Task goal = Could you retype the whole listing word for word and drop the images?

Material for this task =
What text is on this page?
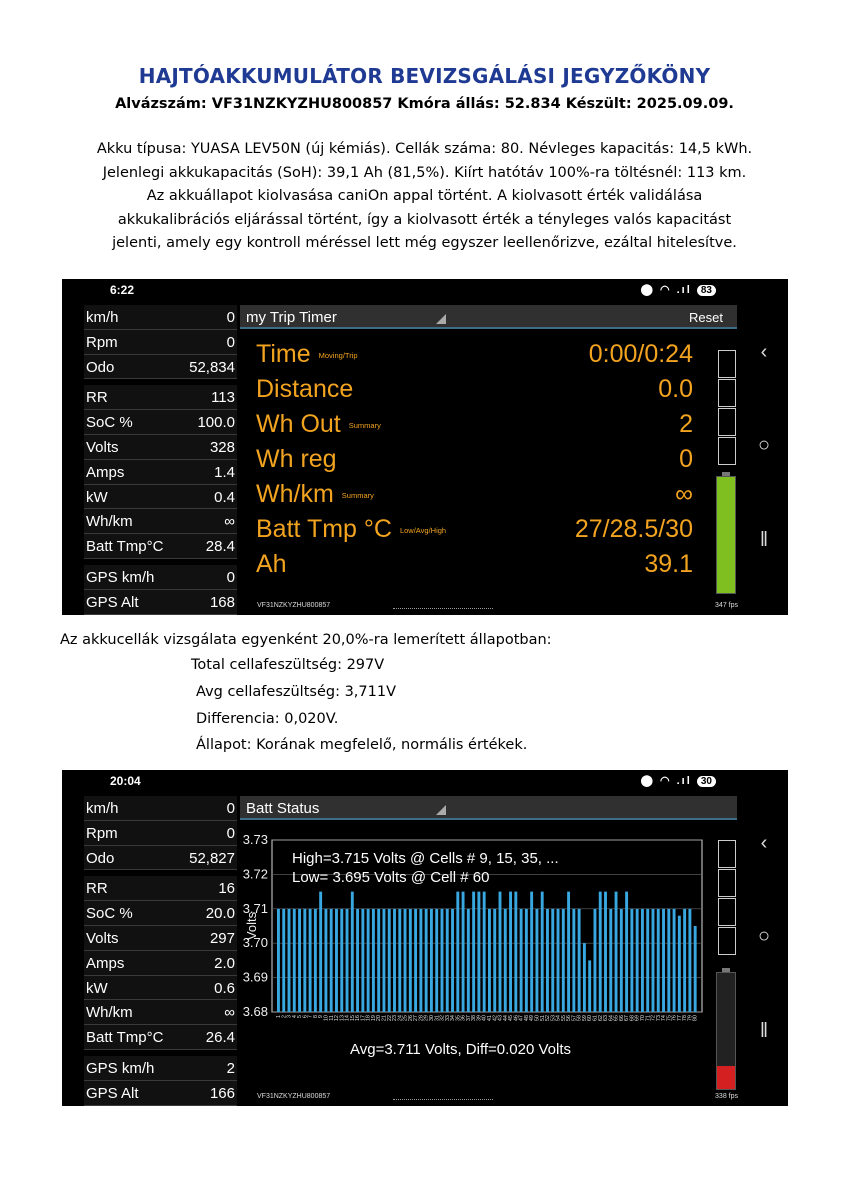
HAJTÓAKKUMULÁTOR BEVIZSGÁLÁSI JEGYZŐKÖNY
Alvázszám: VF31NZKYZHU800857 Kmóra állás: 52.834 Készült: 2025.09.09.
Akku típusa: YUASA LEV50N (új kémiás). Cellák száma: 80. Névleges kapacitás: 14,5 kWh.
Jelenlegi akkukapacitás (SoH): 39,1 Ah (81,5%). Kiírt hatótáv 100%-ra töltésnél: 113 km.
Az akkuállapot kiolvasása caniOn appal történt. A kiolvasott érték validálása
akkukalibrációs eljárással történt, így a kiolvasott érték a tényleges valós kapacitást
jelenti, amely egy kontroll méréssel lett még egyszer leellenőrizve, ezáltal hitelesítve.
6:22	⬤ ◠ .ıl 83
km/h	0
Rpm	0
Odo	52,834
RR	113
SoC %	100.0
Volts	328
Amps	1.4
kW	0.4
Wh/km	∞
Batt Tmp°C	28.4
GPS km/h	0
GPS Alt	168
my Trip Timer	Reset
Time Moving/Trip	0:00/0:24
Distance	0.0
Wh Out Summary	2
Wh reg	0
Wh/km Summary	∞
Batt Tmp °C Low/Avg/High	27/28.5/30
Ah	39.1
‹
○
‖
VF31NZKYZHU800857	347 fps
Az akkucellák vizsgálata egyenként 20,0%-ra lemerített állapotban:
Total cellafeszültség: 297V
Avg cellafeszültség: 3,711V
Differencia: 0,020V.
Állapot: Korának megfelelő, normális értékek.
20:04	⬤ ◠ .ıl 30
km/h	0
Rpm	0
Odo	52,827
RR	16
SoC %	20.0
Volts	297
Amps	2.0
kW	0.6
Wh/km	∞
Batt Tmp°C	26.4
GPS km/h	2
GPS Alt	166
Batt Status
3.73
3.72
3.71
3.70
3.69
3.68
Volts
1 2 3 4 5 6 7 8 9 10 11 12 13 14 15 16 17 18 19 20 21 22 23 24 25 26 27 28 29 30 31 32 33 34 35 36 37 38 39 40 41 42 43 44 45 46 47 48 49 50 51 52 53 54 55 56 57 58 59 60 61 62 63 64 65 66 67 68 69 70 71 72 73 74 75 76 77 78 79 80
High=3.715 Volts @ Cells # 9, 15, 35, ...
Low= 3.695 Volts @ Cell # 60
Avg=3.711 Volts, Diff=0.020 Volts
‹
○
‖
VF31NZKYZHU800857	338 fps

Output of the exercise =
What text is on this page?
HAJTÓAKKUMULÁTOR BEVIZSGÁLÁSI JEGYZŐKÖNY
Alvázszám: VF31NZKYZHU800857 Kmóra állás: 52.834 Készült: 2025.09.09.
Akku típusa: YUASA LEV50N (új kémiás). Cellák száma: 80. Névleges kapacitás: 14,5 kWh.
Jelenlegi akkukapacitás (SoH): 39,1 Ah (81,5%). Kiírt hatótáv 100%-ra töltésnél: 113 km.
Az akkuállapot kiolvasása caniOn appal történt. A kiolvasott érték validálása
akkukalibrációs eljárással történt, így a kiolvasott érték a tényleges valós kapacitást
jelenti, amely egy kontroll méréssel lett még egyszer leellenőrizve, ezáltal hitelesítve.
6:22	⬤ ◠ .ıl 83
km/h	0
Rpm	0
Odo	52,834
RR	113
SoC %	100.0
Volts	328
Amps	1.4
kW	0.4
Wh/km	∞
Batt Tmp°C	28.4
GPS km/h	0
GPS Alt	168
my Trip Timer	Reset
Time Moving/Trip	0:00/0:24
Distance	0.0
Wh Out Summary	2
Wh reg	0
Wh/km Summary	∞
Batt Tmp °C Low/Avg/High	27/28.5/30
Ah	39.1
‹
○
‖
VF31NZKYZHU800857	347 fps
Az akkucellák vizsgálata egyenként 20,0%-ra lemerített állapotban:
Total cellafeszültség: 297V
Avg cellafeszültség: 3,711V
Differencia: 0,020V.
Állapot: Korának megfelelő, normális értékek.
20:04	⬤ ◠ .ıl 30
km/h	0
Rpm	0
Odo	52,827
RR	16
SoC %	20.0
Volts	297
Amps	2.0
kW	0.6
Wh/km	∞
Batt Tmp°C	26.4
GPS km/h	2
GPS Alt	166
Batt Status
3.73
3.72
3.71
3.70
3.69
3.68
Volts
1 2 3 4 5 6 7 8 9 10 11 12 13 14 15 16 17 18 19 20 21 22 23 24 25 26 27 28 29 30 31 32 33 34 35 36 37 38 39 40 41 42 43 44 45 46 47 48 49 50 51 52 53 54 55 56 57 58 59 60 61 62 63 64 65 66 67 68 69 70 71 72 73 74 75 76 77 78 79 80
High=3.715 Volts @ Cells # 9, 15, 35, ...
Low= 3.695 Volts @ Cell # 60
Avg=3.711 Volts, Diff=0.020 Volts
‹
○
‖
VF31NZKYZHU800857	338 fps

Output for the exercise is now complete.